DATA ROWS:
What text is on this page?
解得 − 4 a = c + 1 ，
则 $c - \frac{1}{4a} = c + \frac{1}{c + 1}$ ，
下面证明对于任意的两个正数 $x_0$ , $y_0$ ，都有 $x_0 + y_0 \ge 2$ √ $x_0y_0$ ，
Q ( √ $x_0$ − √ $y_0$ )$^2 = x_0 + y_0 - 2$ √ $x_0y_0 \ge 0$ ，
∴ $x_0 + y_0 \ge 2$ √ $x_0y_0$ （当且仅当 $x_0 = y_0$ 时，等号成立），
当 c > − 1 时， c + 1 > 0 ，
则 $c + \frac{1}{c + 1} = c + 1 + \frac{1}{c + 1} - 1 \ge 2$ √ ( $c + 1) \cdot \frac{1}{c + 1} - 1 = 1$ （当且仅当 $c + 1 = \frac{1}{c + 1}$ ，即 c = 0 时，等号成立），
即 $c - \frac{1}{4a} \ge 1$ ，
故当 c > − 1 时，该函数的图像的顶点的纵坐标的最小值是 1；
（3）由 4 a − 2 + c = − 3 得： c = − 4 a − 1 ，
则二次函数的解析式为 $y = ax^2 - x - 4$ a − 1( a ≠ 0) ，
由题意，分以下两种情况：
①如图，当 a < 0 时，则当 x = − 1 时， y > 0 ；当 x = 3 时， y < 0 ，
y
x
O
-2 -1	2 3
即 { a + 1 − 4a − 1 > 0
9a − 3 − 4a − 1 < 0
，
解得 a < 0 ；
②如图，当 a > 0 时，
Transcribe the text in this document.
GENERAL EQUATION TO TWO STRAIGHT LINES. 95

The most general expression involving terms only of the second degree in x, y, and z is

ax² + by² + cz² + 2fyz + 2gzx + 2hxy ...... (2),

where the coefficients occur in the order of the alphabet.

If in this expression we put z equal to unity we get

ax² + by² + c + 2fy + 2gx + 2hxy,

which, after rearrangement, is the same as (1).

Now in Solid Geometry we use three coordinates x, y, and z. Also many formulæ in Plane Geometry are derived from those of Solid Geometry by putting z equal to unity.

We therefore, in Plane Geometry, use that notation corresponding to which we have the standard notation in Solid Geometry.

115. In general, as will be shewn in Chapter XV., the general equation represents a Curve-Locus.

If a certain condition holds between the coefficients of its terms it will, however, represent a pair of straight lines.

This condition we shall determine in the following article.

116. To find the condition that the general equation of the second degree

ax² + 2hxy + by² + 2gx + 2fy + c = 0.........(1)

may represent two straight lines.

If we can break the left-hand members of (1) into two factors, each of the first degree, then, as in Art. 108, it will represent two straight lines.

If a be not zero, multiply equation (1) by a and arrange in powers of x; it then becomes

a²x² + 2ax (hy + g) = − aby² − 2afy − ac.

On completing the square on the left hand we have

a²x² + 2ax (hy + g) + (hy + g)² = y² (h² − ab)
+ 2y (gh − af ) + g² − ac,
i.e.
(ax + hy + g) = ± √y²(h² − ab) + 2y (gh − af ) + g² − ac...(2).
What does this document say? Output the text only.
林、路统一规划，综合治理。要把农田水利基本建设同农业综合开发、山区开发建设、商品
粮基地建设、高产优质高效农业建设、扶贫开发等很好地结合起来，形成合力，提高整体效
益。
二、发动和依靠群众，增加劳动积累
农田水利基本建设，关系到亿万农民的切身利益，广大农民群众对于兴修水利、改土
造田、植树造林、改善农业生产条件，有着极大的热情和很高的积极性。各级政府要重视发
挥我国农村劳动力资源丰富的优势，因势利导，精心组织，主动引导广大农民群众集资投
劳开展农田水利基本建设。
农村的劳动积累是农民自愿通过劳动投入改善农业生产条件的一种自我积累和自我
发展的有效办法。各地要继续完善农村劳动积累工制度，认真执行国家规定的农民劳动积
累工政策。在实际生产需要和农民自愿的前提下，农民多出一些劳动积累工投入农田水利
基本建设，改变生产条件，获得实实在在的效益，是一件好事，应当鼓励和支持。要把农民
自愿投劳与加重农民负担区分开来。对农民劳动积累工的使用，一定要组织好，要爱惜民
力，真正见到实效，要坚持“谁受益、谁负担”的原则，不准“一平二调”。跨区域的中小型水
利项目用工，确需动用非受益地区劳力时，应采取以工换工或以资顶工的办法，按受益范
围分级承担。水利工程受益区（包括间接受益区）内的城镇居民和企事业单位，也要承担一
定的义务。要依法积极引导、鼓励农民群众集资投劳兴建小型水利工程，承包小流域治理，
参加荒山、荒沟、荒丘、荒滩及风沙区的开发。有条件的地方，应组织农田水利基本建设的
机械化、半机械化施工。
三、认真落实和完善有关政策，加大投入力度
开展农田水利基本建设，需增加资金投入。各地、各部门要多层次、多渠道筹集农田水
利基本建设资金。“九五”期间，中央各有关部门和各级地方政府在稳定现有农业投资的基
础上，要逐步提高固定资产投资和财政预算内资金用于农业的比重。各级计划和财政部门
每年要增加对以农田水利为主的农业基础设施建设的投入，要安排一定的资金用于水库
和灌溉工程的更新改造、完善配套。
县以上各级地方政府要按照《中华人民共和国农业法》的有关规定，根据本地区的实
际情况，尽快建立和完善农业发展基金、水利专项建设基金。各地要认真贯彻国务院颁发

EXERCISE OBJECTIVE: Find how many lines in the records contain the string "expression", then give the number alone.

RESULT FOR THIS EXERCISE: 2